# VOTRE OBJECTIF
Répondez aux questions suivantes sur l'extrait de la prédication du 6 octobre 2024.
(a) Avec quelle commission le culte est-il célébré ?
(b) Quel passage biblique sert de lecture ?
(c) D'après le verset 19, qu'est-ce que la création attend avec un ardent désir ?

# EXTRAIT DU TEXTE
--
Prédication du 6 octobre 2024
Culte avec la commission Église Verte
de Valérie Lobry
Lecture : Romains 8, 17-25
Lecture biblique
Romains 8, 17-25
17 Or, si nous sommes enfants, nous sommes aussi héritiers : héritiers de Dieu, et cohéritiers de Christ, si toutefois nous souffrons avec lui, afin d’être glorifiés avec lui.
18 J’estime que les souffrances du temps présent ne sauraient être comparées à la gloire à venir qui sera révélée pour nous.
19 Aussi la création attend-elle avec un ardent désir la révélation des fils de Dieu.
20 Car la création a été soumise à la vanité, non de son gré, mais à cause de celui qui l’y a soumise, avec l’espérance
21 qu’elle aussi sera affranchie de la servitude de la corruption, pour avoir part à la liberté de la gloire des enfants de Dieu.
--
# ENTRÉES

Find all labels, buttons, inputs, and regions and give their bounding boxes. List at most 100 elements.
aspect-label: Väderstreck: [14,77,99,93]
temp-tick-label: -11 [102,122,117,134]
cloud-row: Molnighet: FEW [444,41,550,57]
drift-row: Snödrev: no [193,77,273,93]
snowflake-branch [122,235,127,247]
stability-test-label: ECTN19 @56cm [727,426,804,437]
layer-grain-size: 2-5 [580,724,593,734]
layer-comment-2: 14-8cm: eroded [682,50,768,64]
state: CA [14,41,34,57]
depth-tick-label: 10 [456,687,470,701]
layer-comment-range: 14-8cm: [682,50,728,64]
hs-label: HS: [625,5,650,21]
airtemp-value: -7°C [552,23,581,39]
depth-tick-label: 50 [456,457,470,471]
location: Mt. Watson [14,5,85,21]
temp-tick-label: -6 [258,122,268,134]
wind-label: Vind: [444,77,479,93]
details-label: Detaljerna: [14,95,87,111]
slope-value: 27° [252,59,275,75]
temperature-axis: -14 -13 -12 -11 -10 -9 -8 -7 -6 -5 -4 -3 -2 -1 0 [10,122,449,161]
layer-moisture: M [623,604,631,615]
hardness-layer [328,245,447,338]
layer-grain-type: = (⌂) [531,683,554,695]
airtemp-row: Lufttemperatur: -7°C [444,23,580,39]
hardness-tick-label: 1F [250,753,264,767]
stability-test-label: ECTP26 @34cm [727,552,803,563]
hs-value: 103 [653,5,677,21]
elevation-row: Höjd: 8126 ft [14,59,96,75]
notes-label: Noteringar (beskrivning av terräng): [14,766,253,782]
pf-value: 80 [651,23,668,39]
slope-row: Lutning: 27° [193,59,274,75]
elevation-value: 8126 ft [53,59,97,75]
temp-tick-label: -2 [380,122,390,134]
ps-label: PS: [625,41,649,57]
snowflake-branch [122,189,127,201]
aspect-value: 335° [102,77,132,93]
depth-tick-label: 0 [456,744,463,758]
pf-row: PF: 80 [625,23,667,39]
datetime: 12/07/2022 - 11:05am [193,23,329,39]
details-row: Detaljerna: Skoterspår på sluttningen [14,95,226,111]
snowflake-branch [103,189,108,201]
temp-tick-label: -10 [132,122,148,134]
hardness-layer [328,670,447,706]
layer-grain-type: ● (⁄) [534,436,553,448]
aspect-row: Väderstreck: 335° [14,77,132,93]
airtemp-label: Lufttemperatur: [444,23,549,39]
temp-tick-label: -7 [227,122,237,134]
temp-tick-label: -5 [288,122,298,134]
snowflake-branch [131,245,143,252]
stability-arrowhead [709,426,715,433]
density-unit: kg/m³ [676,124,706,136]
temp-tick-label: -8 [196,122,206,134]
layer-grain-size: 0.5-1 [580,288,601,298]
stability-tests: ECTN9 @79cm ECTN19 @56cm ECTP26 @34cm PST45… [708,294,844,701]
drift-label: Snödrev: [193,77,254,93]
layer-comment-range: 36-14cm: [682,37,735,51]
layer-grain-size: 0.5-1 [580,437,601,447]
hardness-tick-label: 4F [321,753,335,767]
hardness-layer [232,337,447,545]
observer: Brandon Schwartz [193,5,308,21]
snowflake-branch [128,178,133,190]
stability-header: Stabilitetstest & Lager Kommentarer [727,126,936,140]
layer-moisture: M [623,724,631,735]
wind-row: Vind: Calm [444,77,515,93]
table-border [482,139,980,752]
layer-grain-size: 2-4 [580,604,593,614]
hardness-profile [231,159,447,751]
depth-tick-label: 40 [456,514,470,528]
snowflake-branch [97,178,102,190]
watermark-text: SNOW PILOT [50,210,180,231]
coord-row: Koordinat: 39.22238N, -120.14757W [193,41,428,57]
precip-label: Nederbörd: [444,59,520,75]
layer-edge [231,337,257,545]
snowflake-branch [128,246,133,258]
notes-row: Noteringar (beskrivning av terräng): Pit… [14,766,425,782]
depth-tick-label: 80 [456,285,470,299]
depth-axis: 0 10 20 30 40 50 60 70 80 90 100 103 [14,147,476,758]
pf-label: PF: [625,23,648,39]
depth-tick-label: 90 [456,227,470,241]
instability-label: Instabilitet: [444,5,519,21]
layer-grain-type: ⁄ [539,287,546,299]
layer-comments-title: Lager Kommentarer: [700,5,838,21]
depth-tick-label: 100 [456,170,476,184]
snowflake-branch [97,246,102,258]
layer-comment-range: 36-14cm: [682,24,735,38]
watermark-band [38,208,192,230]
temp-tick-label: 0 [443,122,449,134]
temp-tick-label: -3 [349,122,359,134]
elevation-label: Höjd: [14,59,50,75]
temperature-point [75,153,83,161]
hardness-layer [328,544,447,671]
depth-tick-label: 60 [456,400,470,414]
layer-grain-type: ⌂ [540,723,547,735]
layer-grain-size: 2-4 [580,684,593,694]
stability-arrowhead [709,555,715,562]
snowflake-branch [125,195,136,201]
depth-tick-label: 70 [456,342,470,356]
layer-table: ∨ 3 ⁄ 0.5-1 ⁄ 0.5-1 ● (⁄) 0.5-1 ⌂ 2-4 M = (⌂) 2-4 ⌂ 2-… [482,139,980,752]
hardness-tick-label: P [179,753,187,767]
--
# CORRIGÉ
(a) Avec la commission Église Verte.
(b) Romains 8, 17-25.
(c) La révélation des fils de Dieu.